*Entries supplied:*
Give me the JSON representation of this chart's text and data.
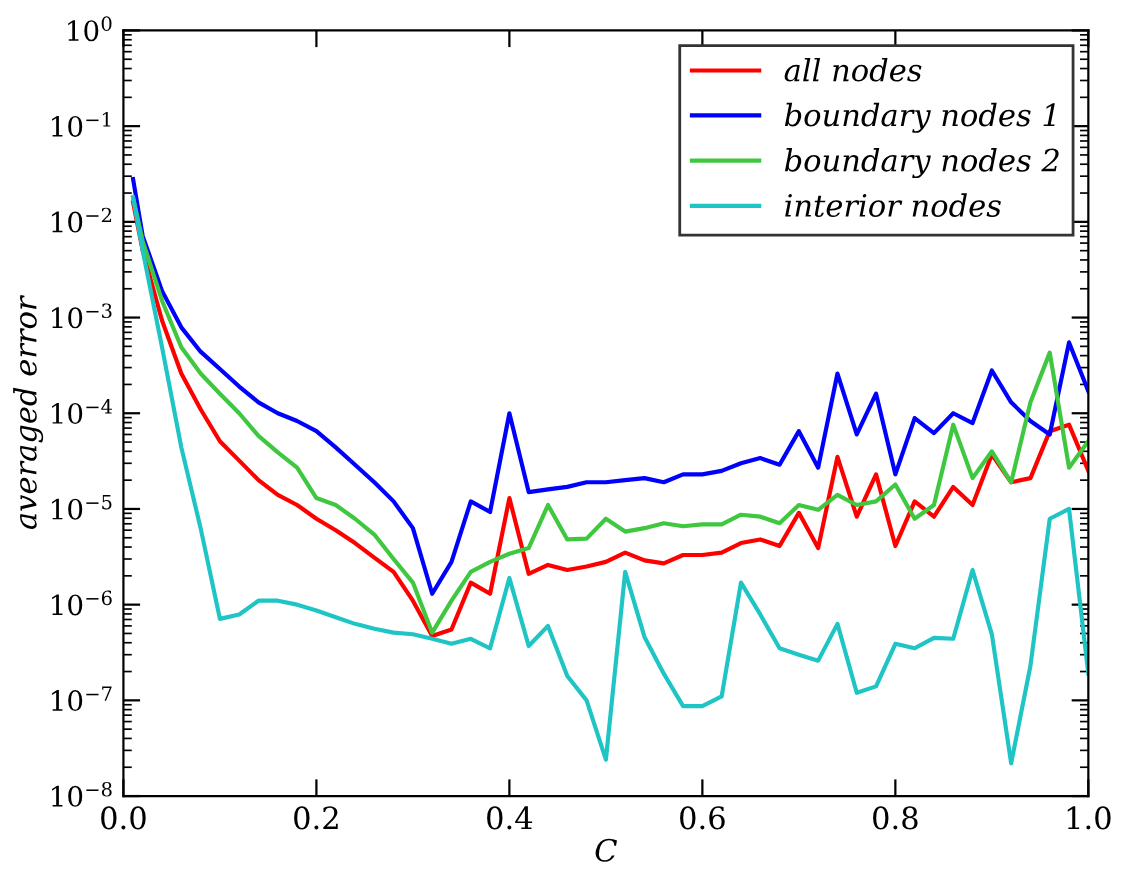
{
  "chart_data": {
    "type": "line",
    "xlabel": "C",
    "ylabel": "averaged error",
    "x": [
      0.01,
      0.02,
      0.04,
      0.06,
      0.08,
      0.1,
      0.12,
      0.14,
      0.16,
      0.18,
      0.2,
      0.22,
      0.24,
      0.26,
      0.28,
      0.3,
      0.32,
      0.34,
      0.36,
      0.38,
      0.4,
      0.42,
      0.44,
      0.46,
      0.48,
      0.5,
      0.52,
      0.54,
      0.56,
      0.58,
      0.6,
      0.62,
      0.64,
      0.66,
      0.68,
      0.7,
      0.72,
      0.74,
      0.76,
      0.78,
      0.8,
      0.82,
      0.84,
      0.86,
      0.88,
      0.9,
      0.92,
      0.94,
      0.96,
      0.98,
      1.0
    ],
    "series": [
      {
        "name": "all nodes",
        "color": "#ff0000",
        "values": [
          0.016,
          0.005,
          0.00093,
          0.00026,
          0.00011,
          5.1e-05,
          3.2e-05,
          2e-05,
          1.4e-05,
          1.1e-05,
          7.9e-06,
          6e-06,
          4.4e-06,
          3.1e-06,
          2.2e-06,
          1.1e-06,
          4.7e-07,
          5.5e-07,
          1.7e-06,
          1.3e-06,
          1.3e-05,
          2.1e-06,
          2.6e-06,
          2.3e-06,
          2.5e-06,
          2.8e-06,
          3.5e-06,
          2.9e-06,
          2.7e-06,
          3.3e-06,
          3.3e-06,
          3.5e-06,
          4.4e-06,
          4.8e-06,
          4.1e-06,
          9.1e-06,
          3.9e-06,
          3.5e-05,
          8.3e-06,
          2.3e-05,
          4.1e-06,
          1.2e-05,
          8.3e-06,
          1.7e-05,
          1.1e-05,
          3.7e-05,
          1.9e-05,
          2.1e-05,
          6.5e-05,
          7.6e-05,
          2.5e-05
        ]
      },
      {
        "name": "boundary nodes 1",
        "color": "#0000ff",
        "values": [
          0.028,
          0.0071,
          0.0019,
          0.00079,
          0.00044,
          0.00029,
          0.00019,
          0.00013,
          0.0001,
          8.3e-05,
          6.5e-05,
          4.4e-05,
          2.9e-05,
          1.9e-05,
          1.2e-05,
          6.3e-06,
          1.3e-06,
          2.8e-06,
          1.2e-05,
          9.3e-06,
          0.0001,
          1.5e-05,
          1.6e-05,
          1.7e-05,
          1.9e-05,
          1.9e-05,
          2e-05,
          2.1e-05,
          1.9e-05,
          2.3e-05,
          2.3e-05,
          2.5e-05,
          3e-05,
          3.4e-05,
          2.9e-05,
          6.5e-05,
          2.7e-05,
          0.00026,
          6e-05,
          0.00016,
          2.3e-05,
          8.9e-05,
          6.2e-05,
          0.0001,
          7.9e-05,
          0.00028,
          0.00013,
          8.3e-05,
          6e-05,
          0.00055,
          0.00017
        ]
      },
      {
        "name": "boundary nodes 2",
        "color": "#3fc83f",
        "values": [
          0.018,
          0.0063,
          0.0015,
          0.00049,
          0.00026,
          0.00016,
          0.0001,
          5.8e-05,
          3.9e-05,
          2.7e-05,
          1.3e-05,
          1.1e-05,
          7.9e-06,
          5.4e-06,
          3e-06,
          1.7e-06,
          5.1e-07,
          1.1e-06,
          2.2e-06,
          2.8e-06,
          3.4e-06,
          3.9e-06,
          1.1e-05,
          4.8e-06,
          4.9e-06,
          7.9e-06,
          5.8e-06,
          6.3e-06,
          7.1e-06,
          6.6e-06,
          6.9e-06,
          6.9e-06,
          8.7e-06,
          8.3e-06,
          7.1e-06,
          1.1e-05,
          9.8e-06,
          1.4e-05,
          1.1e-05,
          1.2e-05,
          1.8e-05,
          7.9e-06,
          1.1e-05,
          7.6e-05,
          2.1e-05,
          4e-05,
          1.9e-05,
          0.00013,
          0.00043,
          2.7e-05,
          5.1e-05
        ]
      },
      {
        "name": "interior nodes",
        "color": "#1fc4c4",
        "values": [
          0.018,
          0.005,
          0.00049,
          4.4e-05,
          6.3e-06,
          7.1e-07,
          7.9e-07,
          1.1e-06,
          1.1e-06,
          1e-06,
          8.7e-07,
          7.4e-07,
          6.3e-07,
          5.6e-07,
          5.1e-07,
          4.9e-07,
          4.4e-07,
          3.9e-07,
          4.4e-07,
          3.5e-07,
          1.9e-06,
          3.7e-07,
          6e-07,
          1.8e-07,
          1e-07,
          2.4e-08,
          2.2e-06,
          4.6e-07,
          1.9e-07,
          8.7e-08,
          8.7e-08,
          1.1e-07,
          1.7e-06,
          7.9e-07,
          3.5e-07,
          3e-07,
          2.6e-07,
          6.3e-07,
          1.2e-07,
          1.4e-07,
          3.9e-07,
          3.5e-07,
          4.5e-07,
          4.4e-07,
          2.3e-06,
          4.9e-07,
          2.2e-08,
          2.3e-07,
          7.9e-06,
          1e-05,
          1.9e-07
        ]
      }
    ],
    "log": "y",
    "xlim": [
      0.0,
      1.0
    ],
    "ylim": [
      1e-08,
      1
    ],
    "xticks": [
      {
        "value": 0.0,
        "label": "0.0"
      },
      {
        "value": 0.2,
        "label": "0.2"
      },
      {
        "value": 0.4,
        "label": "0.4"
      },
      {
        "value": 0.6,
        "label": "0.6"
      },
      {
        "value": 0.8,
        "label": "0.8"
      },
      {
        "value": 1.0,
        "label": "1.0"
      }
    ],
    "yticks": [
      {
        "value": 1e-08,
        "label": "10$^{−8}$"
      },
      {
        "value": 1e-07,
        "label": "10$^{−7}$"
      },
      {
        "value": 1e-06,
        "label": "10$^{−6}$"
      },
      {
        "value": 1e-05,
        "label": "10$^{−5}$"
      },
      {
        "value": 0.0001,
        "label": "10$^{−4}$"
      },
      {
        "value": 0.001,
        "label": "10$^{−3}$"
      },
      {
        "value": 0.01,
        "label": "10$^{−2}$"
      },
      {
        "value": 0.1,
        "label": "10$^{−1}$"
      },
      {
        "value": 1,
        "label": "10$^{0}$"
      }
    ],
    "grid": false,
    "legend": "top right",
    "marker": "none",
    "line_style": "solid"
  }
}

*Exercise prompt:* Make an exact copy of all entries above, dropping the images.

*The output:*
Give me the JSON representation of this chart's text and data.
{
  "chart_data": {
    "type": "line",
    "xlabel": "C",
    "ylabel": "averaged error",
    "x": [
      0.01,
      0.02,
      0.04,
      0.06,
      0.08,
      0.1,
      0.12,
      0.14,
      0.16,
      0.18,
      0.2,
      0.22,
      0.24,
      0.26,
      0.28,
      0.3,
      0.32,
      0.34,
      0.36,
      0.38,
      0.4,
      0.42,
      0.44,
      0.46,
      0.48,
      0.5,
      0.52,
      0.54,
      0.56,
      0.58,
      0.6,
      0.62,
      0.64,
      0.66,
      0.68,
      0.7,
      0.72,
      0.74,
      0.76,
      0.78,
      0.8,
      0.82,
      0.84,
      0.86,
      0.88,
      0.9,
      0.92,
      0.94,
      0.96,
      0.98,
      1.0
    ],
    "series": [
      {
        "name": "all nodes",
        "color": "#ff0000",
        "values": [
          0.016,
          0.005,
          0.00093,
          0.00026,
          0.00011,
          5.1e-05,
          3.2e-05,
          2e-05,
          1.4e-05,
          1.1e-05,
          7.9e-06,
          6e-06,
          4.4e-06,
          3.1e-06,
          2.2e-06,
          1.1e-06,
          4.7e-07,
          5.5e-07,
          1.7e-06,
          1.3e-06,
          1.3e-05,
          2.1e-06,
          2.6e-06,
          2.3e-06,
          2.5e-06,
          2.8e-06,
          3.5e-06,
          2.9e-06,
          2.7e-06,
          3.3e-06,
          3.3e-06,
          3.5e-06,
          4.4e-06,
          4.8e-06,
          4.1e-06,
          9.1e-06,
          3.9e-06,
          3.5e-05,
          8.3e-06,
          2.3e-05,
          4.1e-06,
          1.2e-05,
          8.3e-06,
          1.7e-05,
          1.1e-05,
          3.7e-05,
          1.9e-05,
          2.1e-05,
          6.5e-05,
          7.6e-05,
          2.5e-05
        ]
      },
      {
        "name": "boundary nodes 1",
        "color": "#0000ff",
        "values": [
          0.028,
          0.0071,
          0.0019,
          0.00079,
          0.00044,
          0.00029,
          0.00019,
          0.00013,
          0.0001,
          8.3e-05,
          6.5e-05,
          4.4e-05,
          2.9e-05,
          1.9e-05,
          1.2e-05,
          6.3e-06,
          1.3e-06,
          2.8e-06,
          1.2e-05,
          9.3e-06,
          0.0001,
          1.5e-05,
          1.6e-05,
          1.7e-05,
          1.9e-05,
          1.9e-05,
          2e-05,
          2.1e-05,
          1.9e-05,
          2.3e-05,
          2.3e-05,
          2.5e-05,
          3e-05,
          3.4e-05,
          2.9e-05,
          6.5e-05,
          2.7e-05,
          0.00026,
          6e-05,
          0.00016,
          2.3e-05,
          8.9e-05,
          6.2e-05,
          0.0001,
          7.9e-05,
          0.00028,
          0.00013,
          8.3e-05,
          6e-05,
          0.00055,
          0.00017
        ]
      },
      {
        "name": "boundary nodes 2",
        "color": "#3fc83f",
        "values": [
          0.018,
          0.0063,
          0.0015,
          0.00049,
          0.00026,
          0.00016,
          0.0001,
          5.8e-05,
          3.9e-05,
          2.7e-05,
          1.3e-05,
          1.1e-05,
          7.9e-06,
          5.4e-06,
          3e-06,
          1.7e-06,
          5.1e-07,
          1.1e-06,
          2.2e-06,
          2.8e-06,
          3.4e-06,
          3.9e-06,
          1.1e-05,
          4.8e-06,
          4.9e-06,
          7.9e-06,
          5.8e-06,
          6.3e-06,
          7.1e-06,
          6.6e-06,
          6.9e-06,
          6.9e-06,
          8.7e-06,
          8.3e-06,
          7.1e-06,
          1.1e-05,
          9.8e-06,
          1.4e-05,
          1.1e-05,
          1.2e-05,
          1.8e-05,
          7.9e-06,
          1.1e-05,
          7.6e-05,
          2.1e-05,
          4e-05,
          1.9e-05,
          0.00013,
          0.00043,
          2.7e-05,
          5.1e-05
        ]
      },
      {
        "name": "interior nodes",
        "color": "#1fc4c4",
        "values": [
          0.018,
          0.005,
          0.00049,
          4.4e-05,
          6.3e-06,
          7.1e-07,
          7.9e-07,
          1.1e-06,
          1.1e-06,
          1e-06,
          8.7e-07,
          7.4e-07,
          6.3e-07,
          5.6e-07,
          5.1e-07,
          4.9e-07,
          4.4e-07,
          3.9e-07,
          4.4e-07,
          3.5e-07,
          1.9e-06,
          3.7e-07,
          6e-07,
          1.8e-07,
          1e-07,
          2.4e-08,
          2.2e-06,
          4.6e-07,
          1.9e-07,
          8.7e-08,
          8.7e-08,
          1.1e-07,
          1.7e-06,
          7.9e-07,
          3.5e-07,
          3e-07,
          2.6e-07,
          6.3e-07,
          1.2e-07,
          1.4e-07,
          3.9e-07,
          3.5e-07,
          4.5e-07,
          4.4e-07,
          2.3e-06,
          4.9e-07,
          2.2e-08,
          2.3e-07,
          7.9e-06,
          1e-05,
          1.9e-07
        ]
      }
    ],
    "log": "y",
    "xlim": [
      0.0,
      1.0
    ],
    "ylim": [
      1e-08,
      1
    ],
    "xticks": [
      {
        "value": 0.0,
        "label": "0.0"
      },
      {
        "value": 0.2,
        "label": "0.2"
      },
      {
        "value": 0.4,
        "label": "0.4"
      },
      {
        "value": 0.6,
        "label": "0.6"
      },
      {
        "value": 0.8,
        "label": "0.8"
      },
      {
        "value": 1.0,
        "label": "1.0"
      }
    ],
    "yticks": [
      {
        "value": 1e-08,
        "label": "10$^{−8}$"
      },
      {
        "value": 1e-07,
        "label": "10$^{−7}$"
      },
      {
        "value": 1e-06,
        "label": "10$^{−6}$"
      },
      {
        "value": 1e-05,
        "label": "10$^{−5}$"
      },
      {
        "value": 0.0001,
        "label": "10$^{−4}$"
      },
      {
        "value": 0.001,
        "label": "10$^{−3}$"
      },
      {
        "value": 0.01,
        "label": "10$^{−2}$"
      },
      {
        "value": 0.1,
        "label": "10$^{−1}$"
      },
      {
        "value": 1,
        "label": "10$^{0}$"
      }
    ],
    "grid": false,
    "legend": "top right",
    "marker": "none",
    "line_style": "solid"
  }
}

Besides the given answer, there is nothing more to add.